» Recorded data:

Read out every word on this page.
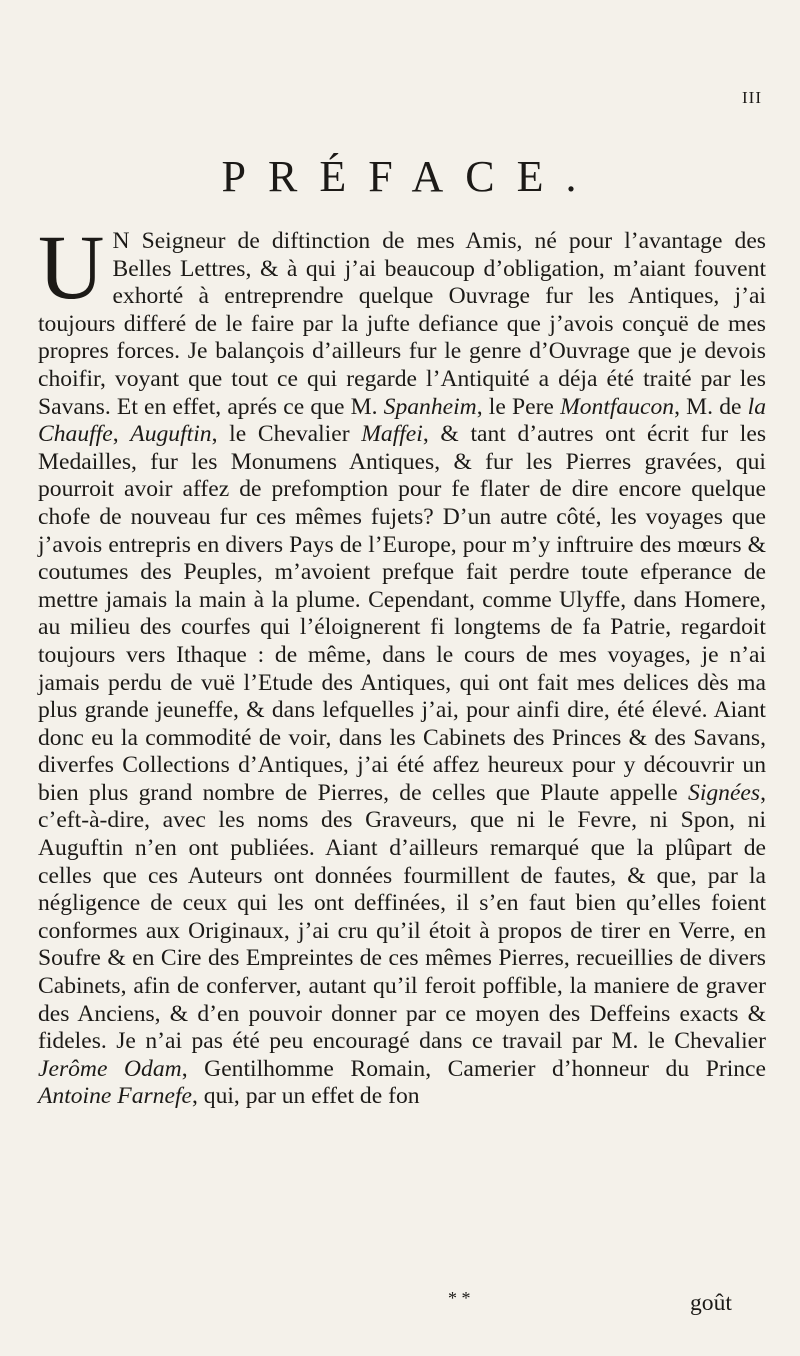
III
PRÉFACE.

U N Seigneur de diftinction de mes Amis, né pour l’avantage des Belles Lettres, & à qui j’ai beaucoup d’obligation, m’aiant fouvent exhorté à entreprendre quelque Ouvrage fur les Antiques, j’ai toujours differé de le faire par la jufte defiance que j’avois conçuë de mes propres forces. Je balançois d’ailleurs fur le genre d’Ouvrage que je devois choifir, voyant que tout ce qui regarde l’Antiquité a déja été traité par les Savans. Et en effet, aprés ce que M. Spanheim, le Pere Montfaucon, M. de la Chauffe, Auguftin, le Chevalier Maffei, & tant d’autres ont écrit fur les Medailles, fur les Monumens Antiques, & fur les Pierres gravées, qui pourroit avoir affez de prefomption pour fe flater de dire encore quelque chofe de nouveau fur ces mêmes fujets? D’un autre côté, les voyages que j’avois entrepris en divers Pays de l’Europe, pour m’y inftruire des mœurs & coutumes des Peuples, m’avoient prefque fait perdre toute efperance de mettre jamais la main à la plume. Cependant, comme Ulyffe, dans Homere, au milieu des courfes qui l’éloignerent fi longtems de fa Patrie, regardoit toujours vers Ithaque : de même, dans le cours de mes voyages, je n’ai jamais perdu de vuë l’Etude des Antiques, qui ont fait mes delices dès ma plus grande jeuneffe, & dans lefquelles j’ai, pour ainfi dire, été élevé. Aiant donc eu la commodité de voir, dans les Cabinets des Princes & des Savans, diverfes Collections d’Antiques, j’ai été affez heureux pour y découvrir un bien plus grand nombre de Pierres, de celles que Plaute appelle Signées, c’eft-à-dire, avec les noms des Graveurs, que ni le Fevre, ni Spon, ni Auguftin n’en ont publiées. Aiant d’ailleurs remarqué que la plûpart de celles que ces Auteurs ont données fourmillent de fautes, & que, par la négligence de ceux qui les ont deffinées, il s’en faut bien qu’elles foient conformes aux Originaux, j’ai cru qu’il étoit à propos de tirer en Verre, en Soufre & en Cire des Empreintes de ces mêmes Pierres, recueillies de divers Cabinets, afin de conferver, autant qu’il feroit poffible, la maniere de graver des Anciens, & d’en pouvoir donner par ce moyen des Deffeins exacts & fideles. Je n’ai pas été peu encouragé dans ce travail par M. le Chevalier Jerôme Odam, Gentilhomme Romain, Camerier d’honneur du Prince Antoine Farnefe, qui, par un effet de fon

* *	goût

» Problem description:
Write out each line of the data exactly; the images should be left out.

» Solution to the exercise:
Read out every word on this page.
III
PRÉFACE.

U N Seigneur de diftinction de mes Amis, né pour l’avantage des Belles Lettres, & à qui j’ai beaucoup d’obligation, m’aiant fouvent exhorté à entreprendre quelque Ouvrage fur les Antiques, j’ai toujours differé de le faire par la jufte defiance que j’avois conçuë de mes propres forces. Je balançois d’ailleurs fur le genre d’Ouvrage que je devois choifir, voyant que tout ce qui regarde l’Antiquité a déja été traité par les Savans. Et en effet, aprés ce que M. Spanheim, le Pere Montfaucon, M. de la Chauffe, Auguftin, le Chevalier Maffei, & tant d’autres ont écrit fur les Medailles, fur les Monumens Antiques, & fur les Pierres gravées, qui pourroit avoir affez de prefomption pour fe flater de dire encore quelque chofe de nouveau fur ces mêmes fujets? D’un autre côté, les voyages que j’avois entrepris en divers Pays de l’Europe, pour m’y inftruire des mœurs & coutumes des Peuples, m’avoient prefque fait perdre toute efperance de mettre jamais la main à la plume. Cependant, comme Ulyffe, dans Homere, au milieu des courfes qui l’éloignerent fi longtems de fa Patrie, regardoit toujours vers Ithaque : de même, dans le cours de mes voyages, je n’ai jamais perdu de vuë l’Etude des Antiques, qui ont fait mes delices dès ma plus grande jeuneffe, & dans lefquelles j’ai, pour ainfi dire, été élevé. Aiant donc eu la commodité de voir, dans les Cabinets des Princes & des Savans, diverfes Collections d’Antiques, j’ai été affez heureux pour y découvrir un bien plus grand nombre de Pierres, de celles que Plaute appelle Signées, c’eft-à-dire, avec les noms des Graveurs, que ni le Fevre, ni Spon, ni Auguftin n’en ont publiées. Aiant d’ailleurs remarqué que la plûpart de celles que ces Auteurs ont données fourmillent de fautes, & que, par la négligence de ceux qui les ont deffinées, il s’en faut bien qu’elles foient conformes aux Originaux, j’ai cru qu’il étoit à propos de tirer en Verre, en Soufre & en Cire des Empreintes de ces mêmes Pierres, recueillies de divers Cabinets, afin de conferver, autant qu’il feroit poffible, la maniere de graver des Anciens, & d’en pouvoir donner par ce moyen des Deffeins exacts & fideles. Je n’ai pas été peu encouragé dans ce travail par M. le Chevalier Jerôme Odam, Gentilhomme Romain, Camerier d’honneur du Prince Antoine Farnefe, qui, par un effet de fon

* *	goût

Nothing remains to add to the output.